◆ The exercise ◆
Each entry below must be repeated word for word.

Data items:
+++
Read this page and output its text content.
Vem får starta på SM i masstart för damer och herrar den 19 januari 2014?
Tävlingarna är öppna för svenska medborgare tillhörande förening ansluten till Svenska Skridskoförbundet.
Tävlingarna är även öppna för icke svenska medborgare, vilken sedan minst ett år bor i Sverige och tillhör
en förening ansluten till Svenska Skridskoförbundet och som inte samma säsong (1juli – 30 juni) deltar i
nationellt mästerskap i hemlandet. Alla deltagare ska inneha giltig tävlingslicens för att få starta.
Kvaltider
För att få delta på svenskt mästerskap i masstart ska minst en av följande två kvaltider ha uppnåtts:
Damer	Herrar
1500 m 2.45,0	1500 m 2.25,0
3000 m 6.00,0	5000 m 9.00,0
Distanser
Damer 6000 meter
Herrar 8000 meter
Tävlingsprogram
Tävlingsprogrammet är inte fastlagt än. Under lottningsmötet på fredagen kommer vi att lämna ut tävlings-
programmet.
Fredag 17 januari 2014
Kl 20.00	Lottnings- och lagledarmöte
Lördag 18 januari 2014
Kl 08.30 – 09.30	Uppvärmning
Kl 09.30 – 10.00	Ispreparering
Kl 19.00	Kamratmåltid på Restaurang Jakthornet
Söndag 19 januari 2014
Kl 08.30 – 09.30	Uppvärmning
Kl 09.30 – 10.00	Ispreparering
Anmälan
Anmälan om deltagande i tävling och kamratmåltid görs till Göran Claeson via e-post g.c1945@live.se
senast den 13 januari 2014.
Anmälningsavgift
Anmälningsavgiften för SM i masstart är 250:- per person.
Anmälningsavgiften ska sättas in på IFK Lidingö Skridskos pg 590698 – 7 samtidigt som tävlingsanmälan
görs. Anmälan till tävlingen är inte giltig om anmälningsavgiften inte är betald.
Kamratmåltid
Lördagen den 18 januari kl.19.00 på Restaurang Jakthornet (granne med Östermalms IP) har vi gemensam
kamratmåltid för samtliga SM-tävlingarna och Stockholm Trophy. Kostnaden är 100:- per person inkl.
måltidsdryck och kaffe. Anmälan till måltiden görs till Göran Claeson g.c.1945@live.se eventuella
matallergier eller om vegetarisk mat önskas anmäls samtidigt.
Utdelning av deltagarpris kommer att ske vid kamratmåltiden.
+++
◆ The result ◆
Read this page and output its text content.
Vem får starta på SM i masstart för damer och herrar den 19 januari 2014?
Tävlingarna är öppna för svenska medborgare tillhörande förening ansluten till Svenska Skridskoförbundet.
Tävlingarna är även öppna för icke svenska medborgare, vilken sedan minst ett år bor i Sverige och tillhör
en förening ansluten till Svenska Skridskoförbundet och som inte samma säsong (1juli – 30 juni) deltar i
nationellt mästerskap i hemlandet. Alla deltagare ska inneha giltig tävlingslicens för att få starta.
Kvaltider
För att få delta på svenskt mästerskap i masstart ska minst en av följande två kvaltider ha uppnåtts:
Damer	Herrar
1500 m 2.45,0	1500 m 2.25,0
3000 m 6.00,0	5000 m 9.00,0
Distanser
Damer 6000 meter
Herrar 8000 meter
Tävlingsprogram
Tävlingsprogrammet är inte fastlagt än. Under lottningsmötet på fredagen kommer vi att lämna ut tävlings-
programmet.
Fredag 17 januari 2014
Kl 20.00	Lottnings- och lagledarmöte
Lördag 18 januari 2014
Kl 08.30 – 09.30	Uppvärmning
Kl 09.30 – 10.00	Ispreparering
Kl 19.00	Kamratmåltid på Restaurang Jakthornet
Söndag 19 januari 2014
Kl 08.30 – 09.30	Uppvärmning
Kl 09.30 – 10.00	Ispreparering
Anmälan
Anmälan om deltagande i tävling och kamratmåltid görs till Göran Claeson via e-post g.c1945@live.se
senast den 13 januari 2014.
Anmälningsavgift
Anmälningsavgiften för SM i masstart är 250:- per person.
Anmälningsavgiften ska sättas in på IFK Lidingö Skridskos pg 590698 – 7 samtidigt som tävlingsanmälan
görs. Anmälan till tävlingen är inte giltig om anmälningsavgiften inte är betald.
Kamratmåltid
Lördagen den 18 januari kl.19.00 på Restaurang Jakthornet (granne med Östermalms IP) har vi gemensam
kamratmåltid för samtliga SM-tävlingarna och Stockholm Trophy. Kostnaden är 100:- per person inkl.
måltidsdryck och kaffe. Anmälan till måltiden görs till Göran Claeson g.c.1945@live.se eventuella
matallergier eller om vegetarisk mat önskas anmäls samtidigt.
Utdelning av deltagarpris kommer att ske vid kamratmåltiden.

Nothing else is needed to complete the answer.